- GOAL OF THE EXERCISE
Extract the entries in their exact form.
:: MATERIAL TO PROCESS ::
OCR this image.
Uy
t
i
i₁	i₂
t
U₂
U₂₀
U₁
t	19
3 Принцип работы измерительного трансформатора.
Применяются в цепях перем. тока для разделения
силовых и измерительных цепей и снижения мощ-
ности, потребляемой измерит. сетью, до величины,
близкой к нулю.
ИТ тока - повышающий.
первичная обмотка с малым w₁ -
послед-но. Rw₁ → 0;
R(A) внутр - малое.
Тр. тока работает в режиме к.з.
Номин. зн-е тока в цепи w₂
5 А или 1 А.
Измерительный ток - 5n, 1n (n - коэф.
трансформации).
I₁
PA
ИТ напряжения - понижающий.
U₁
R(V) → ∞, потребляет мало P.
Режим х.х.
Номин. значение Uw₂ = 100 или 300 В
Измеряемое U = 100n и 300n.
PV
:::
- REPLY TO THE EXERCISE
OCR this image.
Uy
t
i
i₁	i₂
t
U₂
U₂₀
U₁
t	19
3 Принцип работы измерительного трансформатора.
Применяются в цепях перем. тока для разделения
силовых и измерительных цепей и снижения мощ-
ности, потребляемой измерит. сетью, до величины,
близкой к нулю.
ИТ тока - повышающий.
первичная обмотка с малым w₁ -
послед-но. Rw₁ → 0;
R(A) внутр - малое.
Тр. тока работает в режиме к.з.
Номин. зн-е тока в цепи w₂
5 А или 1 А.
Измерительный ток - 5n, 1n (n - коэф.
трансформации).
I₁
PA
ИТ напряжения - понижающий.
U₁
R(V) → ∞, потребляет мало P.
Режим х.х.
Номин. значение Uw₂ = 100 или 300 В
Измеряемое U = 100n и 300n.
PV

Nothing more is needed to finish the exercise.